— Work to do —
Every entry that follows should be reproduced exactly.

— Dataset —

[Begin]

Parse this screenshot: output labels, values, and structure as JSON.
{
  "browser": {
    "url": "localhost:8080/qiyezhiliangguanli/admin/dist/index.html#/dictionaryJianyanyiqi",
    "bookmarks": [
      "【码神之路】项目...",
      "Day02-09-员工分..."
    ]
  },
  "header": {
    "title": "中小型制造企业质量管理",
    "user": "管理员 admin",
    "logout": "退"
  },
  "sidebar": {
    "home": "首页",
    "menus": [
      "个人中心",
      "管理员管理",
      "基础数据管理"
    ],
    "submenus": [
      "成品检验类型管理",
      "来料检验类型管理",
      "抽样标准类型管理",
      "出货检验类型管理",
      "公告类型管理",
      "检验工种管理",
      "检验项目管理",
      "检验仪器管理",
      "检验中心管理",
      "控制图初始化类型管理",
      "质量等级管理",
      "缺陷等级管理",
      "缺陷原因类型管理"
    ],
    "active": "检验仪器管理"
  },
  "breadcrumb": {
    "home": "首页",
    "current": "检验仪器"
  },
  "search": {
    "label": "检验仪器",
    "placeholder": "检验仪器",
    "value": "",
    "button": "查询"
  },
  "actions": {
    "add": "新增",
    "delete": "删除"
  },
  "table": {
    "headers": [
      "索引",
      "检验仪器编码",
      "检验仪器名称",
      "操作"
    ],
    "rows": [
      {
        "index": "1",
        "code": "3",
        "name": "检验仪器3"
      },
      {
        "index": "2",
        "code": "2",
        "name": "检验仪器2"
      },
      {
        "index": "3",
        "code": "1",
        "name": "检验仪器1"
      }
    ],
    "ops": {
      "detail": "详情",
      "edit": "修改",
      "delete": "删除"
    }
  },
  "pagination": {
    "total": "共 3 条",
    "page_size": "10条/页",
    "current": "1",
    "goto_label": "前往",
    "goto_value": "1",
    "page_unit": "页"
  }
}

[End]

— Task output —
Parse this screenshot: output labels, values, and structure as JSON.
{
  "browser": {
    "url": "localhost:8080/qiyezhiliangguanli/admin/dist/index.html#/dictionaryJianyanyiqi",
    "bookmarks": [
      "【码神之路】项目...",
      "Day02-09-员工分..."
    ]
  },
  "header": {
    "title": "中小型制造企业质量管理",
    "user": "管理员 admin",
    "logout": "退"
  },
  "sidebar": {
    "home": "首页",
    "menus": [
      "个人中心",
      "管理员管理",
      "基础数据管理"
    ],
    "submenus": [
      "成品检验类型管理",
      "来料检验类型管理",
      "抽样标准类型管理",
      "出货检验类型管理",
      "公告类型管理",
      "检验工种管理",
      "检验项目管理",
      "检验仪器管理",
      "检验中心管理",
      "控制图初始化类型管理",
      "质量等级管理",
      "缺陷等级管理",
      "缺陷原因类型管理"
    ],
    "active": "检验仪器管理"
  },
  "breadcrumb": {
    "home": "首页",
    "current": "检验仪器"
  },
  "search": {
    "label": "检验仪器",
    "placeholder": "检验仪器",
    "value": "",
    "button": "查询"
  },
  "actions": {
    "add": "新增",
    "delete": "删除"
  },
  "table": {
    "headers": [
      "索引",
      "检验仪器编码",
      "检验仪器名称",
      "操作"
    ],
    "rows": [
      {
        "index": "1",
        "code": "3",
        "name": "检验仪器3"
      },
      {
        "index": "2",
        "code": "2",
        "name": "检验仪器2"
      },
      {
        "index": "3",
        "code": "1",
        "name": "检验仪器1"
      }
    ],
    "ops": {
      "detail": "详情",
      "edit": "修改",
      "delete": "删除"
    }
  },
  "pagination": {
    "total": "共 3 条",
    "page_size": "10条/页",
    "current": "1",
    "goto_label": "前往",
    "goto_value": "1",
    "page_unit": "页"
  }
}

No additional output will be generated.